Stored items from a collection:
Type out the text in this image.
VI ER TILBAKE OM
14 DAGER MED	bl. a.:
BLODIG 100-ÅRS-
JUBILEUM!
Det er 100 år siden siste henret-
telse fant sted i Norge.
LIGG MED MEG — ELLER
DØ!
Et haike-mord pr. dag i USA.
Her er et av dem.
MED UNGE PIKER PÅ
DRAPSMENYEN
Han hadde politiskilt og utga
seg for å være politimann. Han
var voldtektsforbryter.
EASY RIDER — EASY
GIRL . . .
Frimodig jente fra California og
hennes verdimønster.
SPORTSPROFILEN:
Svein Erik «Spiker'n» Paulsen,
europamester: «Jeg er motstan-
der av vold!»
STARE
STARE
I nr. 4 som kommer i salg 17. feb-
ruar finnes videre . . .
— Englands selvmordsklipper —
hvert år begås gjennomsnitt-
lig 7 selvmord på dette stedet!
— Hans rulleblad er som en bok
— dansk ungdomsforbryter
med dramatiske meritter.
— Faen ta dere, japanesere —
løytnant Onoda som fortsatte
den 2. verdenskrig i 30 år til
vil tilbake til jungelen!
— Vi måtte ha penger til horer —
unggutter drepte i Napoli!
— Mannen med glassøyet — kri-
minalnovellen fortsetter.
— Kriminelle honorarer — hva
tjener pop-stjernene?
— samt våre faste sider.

Problem to work on
Every record above should be copied exactly.

Final answer
Type out the text in this image.
VI ER TILBAKE OM
14 DAGER MED	bl. a.:
BLODIG 100-ÅRS-
JUBILEUM!
Det er 100 år siden siste henret-
telse fant sted i Norge.
LIGG MED MEG — ELLER
DØ!
Et haike-mord pr. dag i USA.
Her er et av dem.
MED UNGE PIKER PÅ
DRAPSMENYEN
Han hadde politiskilt og utga
seg for å være politimann. Han
var voldtektsforbryter.
EASY RIDER — EASY
GIRL . . .
Frimodig jente fra California og
hennes verdimønster.
SPORTSPROFILEN:
Svein Erik «Spiker'n» Paulsen,
europamester: «Jeg er motstan-
der av vold!»
STARE
STARE
I nr. 4 som kommer i salg 17. feb-
ruar finnes videre . . .
— Englands selvmordsklipper —
hvert år begås gjennomsnitt-
lig 7 selvmord på dette stedet!
— Hans rulleblad er som en bok
— dansk ungdomsforbryter
med dramatiske meritter.
— Faen ta dere, japanesere —
løytnant Onoda som fortsatte
den 2. verdenskrig i 30 år til
vil tilbake til jungelen!
— Vi måtte ha penger til horer —
unggutter drepte i Napoli!
— Mannen med glassøyet — kri-
minalnovellen fortsetter.
— Kriminelle honorarer — hva
tjener pop-stjernene?
— samt våre faste sider.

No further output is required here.